Also, the said new bill retained the powers of the minister of water resource provided for in the former one.

Similarly, clause 10 (1) stipulates that, it shall be the duty of the minister to promote the protection, use, development, conservation, and management of inter-state water resources throughout Nigeria and to ensure the effective exercise of powers and performance of duties by institutions and persons identified under this bill and in the constitution.

It further states that: “(2) the minister shall have the power to make regulations, policies and strategies for the proper carrying out of the provisions of this bill and functioning of the Ministry in accordance with this Bill as well as in accordance with other directives he may receive from the President and any guidance from the Council.

“(3) the minister shall have and exercise reasonable powers as are necessary and required in furtherance of the duties and functions conferred pursuant to this bill, the directives of the President, or any other law.”

Read also: Nigeria commits to UN water treaty

With these, and many other similarity, the bill has been a subject of controversy, attracting opposition from different groups.

BusinessDay had reported that the 36 state governors have rejected the bill at their 5th teleconference meeting of the Nigerian Governors’ Forum, (NGF) held earlier in the week.

The NGF in a communiqué’ signed by Kayode Fayemi, governor of Ekiti State and chairman of the forum, said their decision is based on the fact that the proposed legislation is inconsistent with the provisions of the Constitution of the Federal Republic of Nigeria.

Part of the communiqué’ reads: “On the Reintroduction of the National Water Resources Bill, Governors argued that the Bill does not adequately address the interests of the states and is inconsistent with the provisions of the Constitution of the Federal Republic of Nigeria.”

Also, a group, Corporate Accountability & Public Participation Africa (CAPPA), described the so-called revised version of the bill as exactly the same bill that was roundly rejected by Nigerians and interest groups.

Akinbode Oluwafemi, CAPPA executive director in a statement said the reintroduction of the bill is an insult to Nigerians from all the geopolitical divide, including socio-political groups that have kicked against it from the beginning because of its many anti-people provisions and the ulterior motive of its promoters.

**Material supplied**:
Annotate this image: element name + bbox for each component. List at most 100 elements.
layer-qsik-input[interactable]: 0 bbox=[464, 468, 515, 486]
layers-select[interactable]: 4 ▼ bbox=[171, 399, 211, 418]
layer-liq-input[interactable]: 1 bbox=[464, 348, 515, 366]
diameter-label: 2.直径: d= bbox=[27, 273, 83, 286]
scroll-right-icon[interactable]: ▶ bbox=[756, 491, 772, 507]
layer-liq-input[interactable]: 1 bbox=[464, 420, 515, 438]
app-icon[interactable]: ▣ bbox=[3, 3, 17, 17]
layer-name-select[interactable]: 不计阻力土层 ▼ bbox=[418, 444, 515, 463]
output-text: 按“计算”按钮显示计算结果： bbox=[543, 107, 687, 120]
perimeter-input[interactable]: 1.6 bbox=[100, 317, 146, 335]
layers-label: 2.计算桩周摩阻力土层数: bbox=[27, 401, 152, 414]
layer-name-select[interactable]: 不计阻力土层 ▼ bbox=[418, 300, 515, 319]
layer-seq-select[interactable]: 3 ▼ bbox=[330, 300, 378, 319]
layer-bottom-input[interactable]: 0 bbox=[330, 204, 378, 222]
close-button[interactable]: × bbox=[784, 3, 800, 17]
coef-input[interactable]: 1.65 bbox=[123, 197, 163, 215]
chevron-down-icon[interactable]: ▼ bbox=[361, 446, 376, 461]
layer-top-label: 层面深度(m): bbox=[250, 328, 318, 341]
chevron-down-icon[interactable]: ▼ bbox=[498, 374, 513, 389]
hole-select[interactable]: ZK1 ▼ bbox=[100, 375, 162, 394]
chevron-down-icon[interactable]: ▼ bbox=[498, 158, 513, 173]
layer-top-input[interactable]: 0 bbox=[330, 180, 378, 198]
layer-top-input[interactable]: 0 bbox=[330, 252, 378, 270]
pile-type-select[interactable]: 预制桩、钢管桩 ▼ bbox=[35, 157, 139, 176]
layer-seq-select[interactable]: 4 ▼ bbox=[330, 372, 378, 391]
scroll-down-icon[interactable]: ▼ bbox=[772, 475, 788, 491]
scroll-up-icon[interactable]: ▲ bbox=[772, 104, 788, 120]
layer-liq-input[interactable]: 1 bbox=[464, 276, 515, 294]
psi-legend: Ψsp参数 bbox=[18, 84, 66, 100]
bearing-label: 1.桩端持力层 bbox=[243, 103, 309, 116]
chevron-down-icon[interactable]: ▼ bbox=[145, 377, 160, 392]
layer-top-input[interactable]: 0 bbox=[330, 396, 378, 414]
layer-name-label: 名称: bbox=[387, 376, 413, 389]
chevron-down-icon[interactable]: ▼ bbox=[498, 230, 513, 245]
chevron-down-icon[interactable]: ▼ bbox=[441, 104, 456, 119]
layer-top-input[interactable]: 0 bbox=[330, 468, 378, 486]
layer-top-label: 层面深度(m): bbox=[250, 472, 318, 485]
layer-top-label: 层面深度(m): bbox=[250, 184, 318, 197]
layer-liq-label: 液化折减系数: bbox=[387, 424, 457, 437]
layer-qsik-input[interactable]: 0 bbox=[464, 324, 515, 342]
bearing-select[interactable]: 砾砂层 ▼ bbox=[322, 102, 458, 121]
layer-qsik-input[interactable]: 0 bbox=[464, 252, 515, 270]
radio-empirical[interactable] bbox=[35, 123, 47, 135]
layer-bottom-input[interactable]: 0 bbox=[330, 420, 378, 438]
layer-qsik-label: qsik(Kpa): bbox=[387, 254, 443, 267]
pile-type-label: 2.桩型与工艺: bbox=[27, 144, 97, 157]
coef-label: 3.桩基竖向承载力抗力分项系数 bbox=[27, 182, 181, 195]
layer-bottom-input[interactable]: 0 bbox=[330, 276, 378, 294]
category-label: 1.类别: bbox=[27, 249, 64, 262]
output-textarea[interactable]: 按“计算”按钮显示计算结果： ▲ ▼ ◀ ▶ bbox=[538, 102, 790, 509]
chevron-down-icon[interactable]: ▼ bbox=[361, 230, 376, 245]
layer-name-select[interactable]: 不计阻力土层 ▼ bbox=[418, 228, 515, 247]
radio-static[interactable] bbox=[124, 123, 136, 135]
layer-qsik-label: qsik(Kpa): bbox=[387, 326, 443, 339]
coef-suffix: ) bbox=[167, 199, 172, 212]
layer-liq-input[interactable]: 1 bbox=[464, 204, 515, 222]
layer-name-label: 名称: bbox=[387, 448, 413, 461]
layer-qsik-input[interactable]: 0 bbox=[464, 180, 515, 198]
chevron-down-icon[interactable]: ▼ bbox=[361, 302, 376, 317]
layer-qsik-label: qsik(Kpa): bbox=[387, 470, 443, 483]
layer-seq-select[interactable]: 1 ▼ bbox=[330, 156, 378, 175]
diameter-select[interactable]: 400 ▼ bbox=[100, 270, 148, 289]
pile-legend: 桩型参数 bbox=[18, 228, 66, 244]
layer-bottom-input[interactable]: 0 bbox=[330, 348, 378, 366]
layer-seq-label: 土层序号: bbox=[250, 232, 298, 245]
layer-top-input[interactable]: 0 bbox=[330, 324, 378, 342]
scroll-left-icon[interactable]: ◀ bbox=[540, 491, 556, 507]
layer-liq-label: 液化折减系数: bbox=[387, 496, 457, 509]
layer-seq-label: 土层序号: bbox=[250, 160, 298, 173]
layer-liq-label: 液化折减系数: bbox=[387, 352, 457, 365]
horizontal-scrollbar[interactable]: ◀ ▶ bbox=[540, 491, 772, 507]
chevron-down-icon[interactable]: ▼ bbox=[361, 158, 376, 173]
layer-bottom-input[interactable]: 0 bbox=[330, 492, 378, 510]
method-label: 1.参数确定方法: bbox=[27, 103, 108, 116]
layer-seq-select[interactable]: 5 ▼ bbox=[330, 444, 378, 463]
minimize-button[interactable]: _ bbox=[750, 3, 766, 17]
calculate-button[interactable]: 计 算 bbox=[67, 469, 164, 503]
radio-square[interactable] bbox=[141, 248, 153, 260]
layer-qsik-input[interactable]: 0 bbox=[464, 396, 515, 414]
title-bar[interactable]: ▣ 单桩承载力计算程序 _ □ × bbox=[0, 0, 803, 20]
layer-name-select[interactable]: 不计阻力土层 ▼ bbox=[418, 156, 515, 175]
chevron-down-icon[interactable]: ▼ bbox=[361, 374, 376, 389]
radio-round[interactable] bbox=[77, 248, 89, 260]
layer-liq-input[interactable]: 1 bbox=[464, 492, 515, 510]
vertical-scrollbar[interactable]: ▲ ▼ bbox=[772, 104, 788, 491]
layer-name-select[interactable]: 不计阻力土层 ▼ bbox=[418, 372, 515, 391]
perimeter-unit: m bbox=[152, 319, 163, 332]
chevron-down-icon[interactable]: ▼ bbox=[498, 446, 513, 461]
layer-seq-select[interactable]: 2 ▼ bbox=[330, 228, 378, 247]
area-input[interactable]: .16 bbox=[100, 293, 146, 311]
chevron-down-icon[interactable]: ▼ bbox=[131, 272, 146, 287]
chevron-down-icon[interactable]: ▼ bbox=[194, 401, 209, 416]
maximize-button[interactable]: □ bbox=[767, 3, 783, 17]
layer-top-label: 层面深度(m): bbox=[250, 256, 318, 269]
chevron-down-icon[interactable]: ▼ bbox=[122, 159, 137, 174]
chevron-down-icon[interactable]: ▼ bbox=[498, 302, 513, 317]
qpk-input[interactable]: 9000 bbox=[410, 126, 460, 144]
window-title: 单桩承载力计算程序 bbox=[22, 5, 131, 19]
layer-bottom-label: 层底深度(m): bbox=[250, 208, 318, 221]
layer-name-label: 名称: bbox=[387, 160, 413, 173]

**Required work**:
Continue the article on Nigeria's National Water Resources Bill, picking up after its final paragraph on the statement by the CAPPA executive director.

**Written reply**:
He said: “it is distasteful that the promoters of the bill did not consider any of the objections by Nigerians about the draft Bill but only moved them to other sections with the intent to deceive Nigerians”.

Oluwafemi explained that a clause-by-clause analysis of the re-presented bill conducted by CAPPA showed that regardless of the “re-packaging” and re-arrangement of its sections and a few expungements, the bill still fails woefully to meet up with the obligation of integrating the tenets of Human Right to water and sanitation.

“For instance, although ‘promoting public private partnerships in delivery of water services’ has been expunged from the Objectives of the Bill under Part 1- Sec 1 (1)(i), the same provision is still retained in Section 13(1)(n) of the Bill.”

“The Bill according to the Forum should be reviewed with a view to accommodating the concerns of all states.”

The Niger-Delta-based group, Centre for Human Rights and Anti-Corruption Crusade, CHURAC, cautioned that the controversial National Water Resources Bill reintroduced in the House of Representatives would trigger militancy in the Niger Delta.

CHURAC, in a statement by Alaowei Cleric, the chairman, board of directors, said: “The nation was awakened with consternation that the National Water Resources Bill 2020 has been reintroduced at the lower house of the National Assembly by Hon. Sada Soli.

“Just the way we have been opposing the passage of the obnoxious and draconian bill from inception, there is no doubt that if passed into law, communities and people living along waterfronts in the country, particularly in the Niger Delta region, Lagos state and other aquatic areas in the country, will be deprived of their major source of livelihood which is fishing.”